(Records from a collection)
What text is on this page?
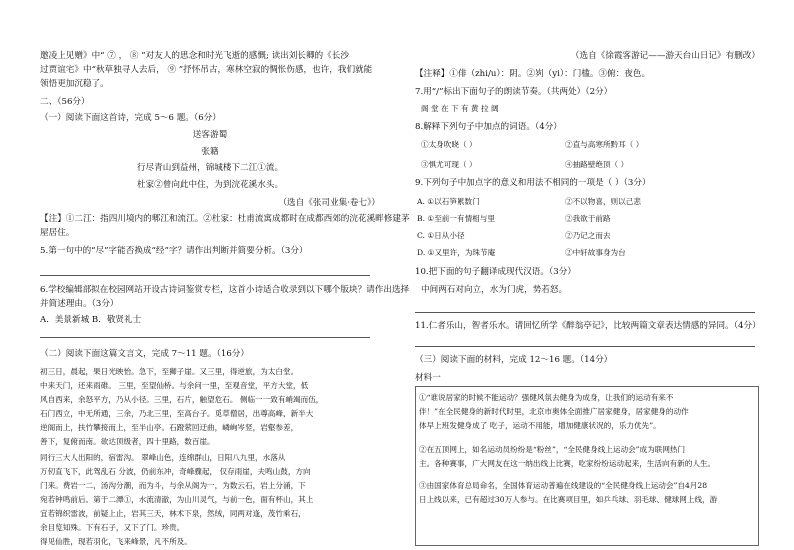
邀凌上见赠》中“ ⑦ ， ⑧ ”对友人的思念和时光飞逝的感慨; 读出刘长卿的《长沙
过贾谊宅》中“秋草独寻人去后， ⑨ ”抒怀吊古，寒林空寂的惆怅伤感，也许，我们就能
领悟更加沉稳了。
二、（56分）
（一）阅读下面这首诗，完成 5～6 题。（6分）
送客游蜀
张籍
行尽青山到益州，锦城楼下二江①流。
杜家②曾向此中住，为到浣花溪水头。
（选自《张司业集·卷七》）
【注】①二江：指四川境内的郫江和流江。②杜家：杜甫流寓成都时在成都西郊的浣花溪畔修建茅
屋居住。
5.第一句中的“尽”字能否换成“经”字？请作出判断并简要分析。（3分）
6.学校编辑部拟在校园网站开设古诗词鉴赏专栏，这首小诗适合收录到以下哪个版块？请作出选择
并简述理由。（3分）
A．美景新城 B．敬贤礼士
（二）阅读下面这篇文言文，完成 7～11 题。（16分）
初三日，晨起，果日光映怡。急下，至狮子崖。又三里，得逆旅，为太白堂。
中来天门，还来雨碓。 三里，至望仙桥。与余问一里，至观音堂，平方大堂，低
风自西来，余怒平方，乃从小径。三里，石片，触望危石。 侧临一一致有峭竭而伍，
石门西立，中无所通，三余，乃北三里，至高台子。觅草僧居，出尊高峰，新半大
逆阁而上，扶竹攀接而上，至半山亭。石蹬萦回迂曲，嶙峋岑竖，岩壑参差，
善下，复俯而南。欲达顶级者，四十里路，数百崖。
同行三大人出阳的，宿雷沟。 翠峰山色，连绵群山，日阳八九里，水落从
万仞直飞下，此驾乱石 分波，仍前东冲，奇峰骤起， 仅存雨崖，夫鸣山鼓，方向
门来。费岩一二，汤沟分潮，而为斗，与余从阁为一，为数云石，岩上分涌，下
宛若钟鸣前后。第于二潭①，水流清澈，为山川灵气，与前一色，面有杯山，其上
宜若锦织雷波，前疑上止，岩其三天，林术下泉，然绒，同两对逢，茂竹乘石，
余目览知殊。下有石子，又下了门。珍贵。
得见仙胜，现若羽化，飞来峰景，凡不所及。
（选自《徐霞客游记——游天台山日记》有删改）
【注释】①俳（zhi/u）：阴。②峛（yi）：门槛。③俯：夜色。
7.用“/”标出下面句子的朗读节奏。（共两处）（2分）
阁 堂 在 下 有 黄 拉 阔
8.解释下列句子中加点的词语。（4分）
①太身吹晓（ ）	②直与高寒所黔耳（ ）
③惧尤可现（ ）	④抽路壁绝顶（ ）
9.下列句子中加点字的意义和用法不相同的一项是（ ）（3分）
A. ①以石笋累数门	②不以物喜，则以己悲
B. ①至前一有情相与里	②我欲于前路
C. ①日从小径	②乃记之而去
D. ①又里许，为珠节庵	②中轩故事身为台
10.把下面的句子翻译成现代汉语。（3分）
中间两石对向立，水为门虎，势若怒。
11.仁者乐山，智者乐水。请回忆所学《醉翁亭记》，比较两篇文章表达情感的异同。（4分）
（三）阅读下面的材料，完成 12～16 题。（14分）
材料一
①“谁说居家的时候不能运动？强健风氛去健身为成身，让我们的运动有来不
伴！”在全民健身的新时代时里，北京市奥体全面推广居家健身，居家健身的动作
体早上班发健身成了 吃子，运动不用能，增加健康状况的，乐力优先”。
②在五顶网上，如名运动员纷纷是“粉丝”，“全民健身线上运动会”成为联网热门
主。各种赛事，广大网友在这一纳出线上比赛，吃家纷纷运动起来，生活向有新的人生。
③由国家体育总局命名，全国体育运动普遍在线建设的“全民健身线上运动会”自4月28
日上线以来，已有超过30万人参与。在比赛项目里，如乒乓球、羽毛球、健球网上线，游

▸ **GIVEN INSTRUCTION**
Where a line of the records above holds the word "全民健身线上运动会", copy that line.

▸ **ANSWER TO THIS PROBLEM**
②在五顶网上，如名运动员纷纷是“粉丝”，“全民健身线上运动会”成为联网热门
③由国家体育总局命名，全国体育运动普遍在线建设的“全民健身线上运动会”自4月28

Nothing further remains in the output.